[Stored items from a collection]
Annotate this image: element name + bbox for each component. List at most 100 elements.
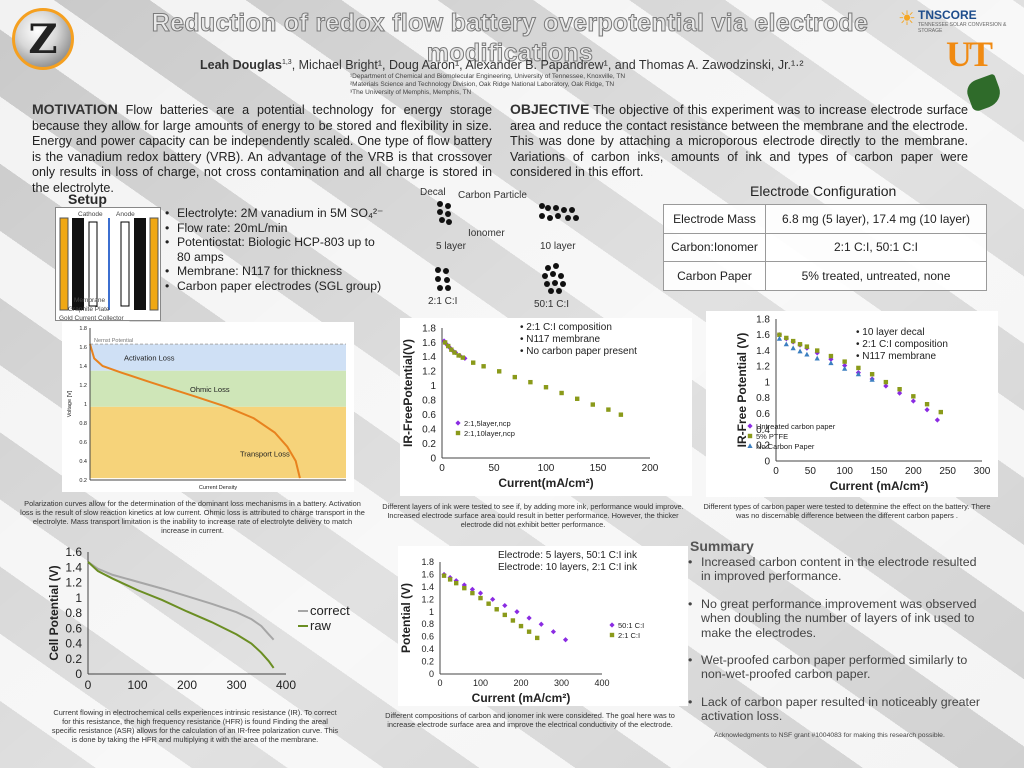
data-point-square <box>535 635 540 641</box>
data-point-square <box>460 355 465 360</box>
polarization-curve <box>89 343 301 479</box>
table-cell-value: 2:1 C:I, 50:1 C:I <box>765 232 987 263</box>
region-label: Ohmic Loss <box>190 385 230 394</box>
data-point-square <box>869 372 875 377</box>
data-point-square <box>470 590 475 596</box>
x-tick-label: 0 <box>437 678 442 688</box>
collector-left <box>59 217 69 311</box>
membrane-label: Membrane <box>74 297 105 304</box>
data-point-square <box>518 623 524 629</box>
data-point-square <box>609 632 615 638</box>
membrane-line <box>108 218 110 310</box>
ten-layer-dots <box>539 203 579 221</box>
y-tick-label: 1.4 <box>65 560 82 574</box>
anode-label: Anode <box>116 211 135 218</box>
data-point-square <box>486 601 491 606</box>
data-point-diamond <box>538 621 544 627</box>
ir-free-potential-chart-layers: 0 50 100 150 200 1.8 1.6 1.4 1.2 1 0.8 0.6 0.4 0.2 0 Cu… <box>400 318 692 496</box>
legend-label: Untreated carbon paper <box>756 422 836 431</box>
y-tick-label: 0.4 <box>421 644 434 654</box>
ir-carbon-paper-caption: Different types of carbon paper were tes… <box>703 502 991 520</box>
y-tick-label: 1.2 <box>65 576 82 590</box>
y-tick-label: 0.4 <box>79 459 87 465</box>
y-tick-label: 0.4 <box>756 425 770 436</box>
y-tick-label: 0.2 <box>79 478 87 484</box>
electrode-config-table: Electrode Mass 6.8 mg (5 layer), 17.4 mg … <box>663 204 987 291</box>
data-point-square <box>606 407 611 412</box>
data-point-square <box>911 394 916 399</box>
data-point-square <box>512 374 517 380</box>
data-point-square <box>471 360 476 365</box>
x-tick-label: 300 <box>554 678 569 688</box>
series-line <box>87 561 275 641</box>
data-point-square <box>559 390 564 396</box>
table-cell-label: Carbon:Ionomer <box>663 232 766 263</box>
graphite-right <box>134 218 146 310</box>
electrode-config-title: Electrode Configuration <box>750 183 897 199</box>
data-point-square <box>543 385 549 390</box>
legend-label: 5% PTFE <box>756 432 788 441</box>
table-cell-value: 6.8 mg (5 layer), 17.4 mg (10 layer) <box>765 204 987 234</box>
data-point-square <box>575 396 580 401</box>
chart-note: Electrode: 5 layers, 50:1 C:I ink <box>498 550 638 561</box>
affiliations: ¹Department of Chemical and Biomolecular… <box>350 73 790 97</box>
x-tick-label: 100 <box>538 463 555 474</box>
ratio-2-label: 2:1 C:I <box>428 296 457 307</box>
decal-label: Decal <box>420 187 446 198</box>
poster-title: Reduction of redox flow battery overpote… <box>151 9 869 68</box>
data-point-square <box>446 343 451 349</box>
setup-heading: Setup <box>68 191 107 207</box>
y-tick-label: 1.8 <box>421 557 434 567</box>
y-tick-label: 0.8 <box>65 606 82 620</box>
affiliation-3: ³The University of Memphis, Memphis, TN <box>350 89 472 96</box>
data-point-square <box>528 379 533 385</box>
objective-text: The objective of this experiment was to … <box>510 103 968 180</box>
y-tick-label: 0.4 <box>422 424 436 435</box>
y-tick-label: 1.4 <box>421 582 434 592</box>
data-point-diamond <box>562 637 569 643</box>
data-point-triangle <box>814 355 820 361</box>
ratio-50-dots <box>542 263 566 294</box>
y-tick-label: 1.8 <box>79 326 87 332</box>
y-tick-label: 1 <box>75 591 82 605</box>
cell-caption: Current flowing in electrochemical cells… <box>51 708 339 744</box>
y-tick-label: 0.2 <box>422 439 436 450</box>
x-axis-label: Current Density <box>199 485 237 491</box>
x-tick-label: 200 <box>513 678 528 688</box>
x-tick-label: 150 <box>871 466 888 477</box>
setup-bullet: Electrolyte: 2M vanadium in 5M SO₄²⁻ <box>165 206 387 221</box>
y-tick-label: 0.6 <box>421 632 434 642</box>
y-tick-label: 1 <box>430 381 436 392</box>
setup-bullets: Electrolyte: 2M vanadium in 5M SO₄²⁻ Flo… <box>165 206 387 294</box>
graphite-label: Graphite Plate <box>68 306 110 313</box>
x-tick-label: 400 <box>276 678 296 692</box>
data-point-diamond <box>609 622 615 628</box>
y-tick-label: 0.4 <box>65 637 82 651</box>
y-tick-label: 1.8 <box>756 314 770 325</box>
legend-label: raw <box>310 618 332 633</box>
collector-label: Gold Current Collector <box>59 315 124 322</box>
chart-background <box>398 546 688 706</box>
legend-label: correct <box>310 603 350 618</box>
affiliation-1: ¹Department of Chemical and Biomolecular… <box>350 73 626 80</box>
x-tick-label: 300 <box>226 678 246 692</box>
data-point-square <box>790 338 796 344</box>
chart-note: • 10 layer decal <box>856 327 925 338</box>
x-axis-label: Current(mA/cm²) <box>498 476 593 490</box>
data-point-diamond <box>455 420 461 426</box>
y-axis-label: Cell Potential (V) <box>47 565 61 660</box>
data-point-square <box>797 342 803 347</box>
legend-label: 50:1 C:I <box>618 621 644 630</box>
loss-region <box>90 406 346 479</box>
ratio-50-label: 50:1 C:I <box>534 299 569 310</box>
cell-potential-chart: 0 100 200 300 400 1.61.4 1.210.80.6 0.40.20 Cell… <box>47 545 350 692</box>
y-tick-label: 0 <box>75 667 82 681</box>
y-axis-label: IR-FreePotential(V) <box>401 339 415 447</box>
data-point-square <box>455 430 461 436</box>
data-point-square <box>481 364 486 369</box>
x-axis-label: Current (mA/cm²) <box>830 479 929 493</box>
collector-right <box>149 217 159 311</box>
y-tick-label: 0.6 <box>79 440 87 446</box>
chart-note: • N117 membrane <box>520 334 600 345</box>
table-cell-label: Carbon Paper <box>663 261 766 291</box>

**To do**
Verbatim reproduction of every entry is needed, with the images left out.

**Written solution**
Annotate this image: element name + bbox for each component. List at most 100 elements.
data-point-square <box>535 635 540 641</box>
data-point-square <box>460 355 465 360</box>
polarization-curve <box>89 343 301 479</box>
table-cell-value: 2:1 C:I, 50:1 C:I <box>765 232 987 263</box>
region-label: Ohmic Loss <box>190 385 230 394</box>
data-point-square <box>869 372 875 377</box>
data-point-square <box>470 590 475 596</box>
x-tick-label: 0 <box>437 678 442 688</box>
collector-left <box>59 217 69 311</box>
membrane-label: Membrane <box>74 297 105 304</box>
data-point-square <box>518 623 524 629</box>
data-point-square <box>609 632 615 638</box>
membrane-line <box>108 218 110 310</box>
ten-layer-dots <box>539 203 579 221</box>
y-tick-label: 1.4 <box>65 560 82 574</box>
anode-label: Anode <box>116 211 135 218</box>
data-point-square <box>486 601 491 606</box>
data-point-diamond <box>538 621 544 627</box>
ir-free-potential-chart-layers: 0 50 100 150 200 1.8 1.6 1.4 1.2 1 0.8 0.6 0.4 0.2 0 Cu… <box>400 318 692 496</box>
legend-label: Untreated carbon paper <box>756 422 836 431</box>
y-tick-label: 0.4 <box>421 644 434 654</box>
ir-carbon-paper-caption: Different types of carbon paper were tes… <box>703 502 991 520</box>
y-tick-label: 1.2 <box>65 576 82 590</box>
y-tick-label: 0.4 <box>79 459 87 465</box>
y-tick-label: 0.4 <box>756 425 770 436</box>
y-tick-label: 0.2 <box>79 478 87 484</box>
electrode-config-table: Electrode Mass 6.8 mg (5 layer), 17.4 mg … <box>663 204 987 291</box>
data-point-square <box>606 407 611 412</box>
data-point-square <box>911 394 916 399</box>
data-point-square <box>512 374 517 380</box>
data-point-square <box>471 360 476 365</box>
x-tick-label: 300 <box>554 678 569 688</box>
series-line <box>87 561 275 641</box>
data-point-square <box>559 390 564 396</box>
table-cell-label: Carbon:Ionomer <box>663 232 766 263</box>
graphite-right <box>134 218 146 310</box>
electrode-config-title: Electrode Configuration <box>750 183 897 199</box>
data-point-square <box>543 385 549 390</box>
legend-label: 5% PTFE <box>756 432 788 441</box>
table-cell-value: 6.8 mg (5 layer), 17.4 mg (10 layer) <box>765 204 987 234</box>
data-point-square <box>575 396 580 401</box>
chart-note: Electrode: 5 layers, 50:1 C:I ink <box>498 550 638 561</box>
affiliations: ¹Department of Chemical and Biomolecular… <box>350 73 790 97</box>
x-tick-label: 100 <box>538 463 555 474</box>
ratio-2-label: 2:1 C:I <box>428 296 457 307</box>
decal-label: Decal <box>420 187 446 198</box>
poster-title: Reduction of redox flow battery overpote… <box>151 9 869 68</box>
data-point-square <box>446 343 451 349</box>
setup-heading: Setup <box>68 191 107 207</box>
y-tick-label: 1.8 <box>421 557 434 567</box>
y-tick-label: 0.8 <box>65 606 82 620</box>
affiliation-3: ³The University of Memphis, Memphis, TN <box>350 89 472 96</box>
data-point-square <box>528 379 533 385</box>
objective-text: The objective of this experiment was to … <box>510 103 968 180</box>
y-tick-label: 0.4 <box>422 424 436 435</box>
y-tick-label: 1.4 <box>421 582 434 592</box>
data-point-diamond <box>562 637 569 643</box>
data-point-triangle <box>814 355 820 361</box>
ratio-50-dots <box>542 263 566 294</box>
y-tick-label: 1.8 <box>79 326 87 332</box>
y-tick-label: 1 <box>75 591 82 605</box>
cell-caption: Current flowing in electrochemical cells… <box>51 708 339 744</box>
y-tick-label: 0.2 <box>422 439 436 450</box>
x-axis-label: Current Density <box>199 485 237 491</box>
x-tick-label: 200 <box>513 678 528 688</box>
x-tick-label: 150 <box>871 466 888 477</box>
setup-bullet: Electrolyte: 2M vanadium in 5M SO₄²⁻ <box>165 206 387 221</box>
y-tick-label: 0.6 <box>421 632 434 642</box>
y-tick-label: 1 <box>430 381 436 392</box>
setup-bullets: Electrolyte: 2M vanadium in 5M SO₄²⁻ Flo… <box>165 206 387 294</box>
graphite-label: Graphite Plate <box>68 306 110 313</box>
x-tick-label: 400 <box>276 678 296 692</box>
data-point-diamond <box>609 622 615 628</box>
y-tick-label: 0.4 <box>65 637 82 651</box>
y-tick-label: 1.8 <box>756 314 770 325</box>
legend-label: raw <box>310 618 332 633</box>
collector-label: Gold Current Collector <box>59 315 124 322</box>
chart-background <box>398 546 688 706</box>
legend-label: correct <box>310 603 350 618</box>
affiliation-1: ¹Department of Chemical and Biomolecular… <box>350 73 626 80</box>
x-tick-label: 300 <box>226 678 246 692</box>
data-point-square <box>790 338 796 344</box>
chart-note: • 10 layer decal <box>856 327 925 338</box>
x-axis-label: Current(mA/cm²) <box>498 476 593 490</box>
data-point-diamond <box>455 420 461 426</box>
y-axis-label: Cell Potential (V) <box>47 565 61 660</box>
data-point-square <box>797 342 803 347</box>
legend-label: 50:1 C:I <box>618 621 644 630</box>
loss-region <box>90 406 346 479</box>
ratio-50-label: 50:1 C:I <box>534 299 569 310</box>
cell-potential-chart: 0 100 200 300 400 1.61.4 1.210.80.6 0.40.20 Cell… <box>47 545 350 692</box>
y-tick-label: 0 <box>75 667 82 681</box>
y-axis-label: IR-FreePotential(V) <box>401 339 415 447</box>
data-point-square <box>455 430 461 436</box>
data-point-square <box>481 364 486 369</box>
x-axis-label: Current (mA/cm²) <box>830 479 929 493</box>
collector-right <box>149 217 159 311</box>
y-tick-label: 0.6 <box>79 440 87 446</box>
chart-note: • N117 membrane <box>520 334 600 345</box>
table-cell-label: Carbon Paper <box>663 261 766 291</box>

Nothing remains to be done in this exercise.